JOB
All of the material should be reproduced exactly, with pictures left out.

RECORDED DATA
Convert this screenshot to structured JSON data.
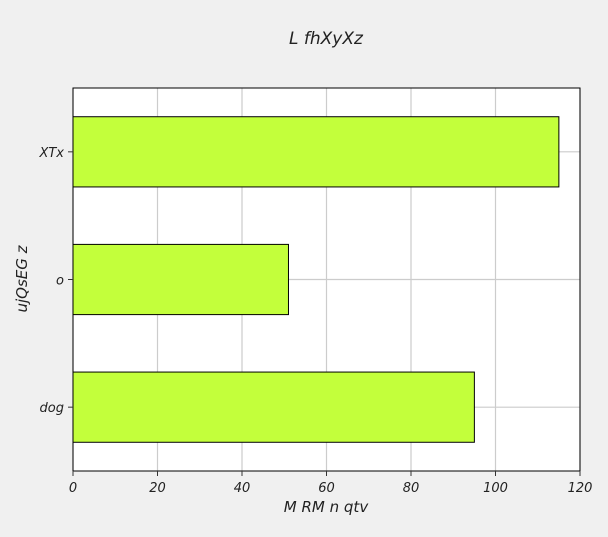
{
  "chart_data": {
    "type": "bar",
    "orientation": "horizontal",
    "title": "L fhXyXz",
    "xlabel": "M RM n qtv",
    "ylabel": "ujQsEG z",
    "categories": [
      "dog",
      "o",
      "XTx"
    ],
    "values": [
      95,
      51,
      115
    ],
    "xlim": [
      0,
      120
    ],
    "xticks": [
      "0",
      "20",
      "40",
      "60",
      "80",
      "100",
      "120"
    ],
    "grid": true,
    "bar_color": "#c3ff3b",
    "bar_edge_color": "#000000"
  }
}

SOLUTION TO THIS TASK
Convert this screenshot to structured JSON data.
{
  "chart_data": {
    "type": "bar",
    "orientation": "horizontal",
    "title": "L fhXyXz",
    "xlabel": "M RM n qtv",
    "ylabel": "ujQsEG z",
    "categories": [
      "dog",
      "o",
      "XTx"
    ],
    "values": [
      95,
      51,
      115
    ],
    "xlim": [
      0,
      120
    ],
    "xticks": [
      "0",
      "20",
      "40",
      "60",
      "80",
      "100",
      "120"
    ],
    "grid": true,
    "bar_color": "#c3ff3b",
    "bar_edge_color": "#000000"
  }
}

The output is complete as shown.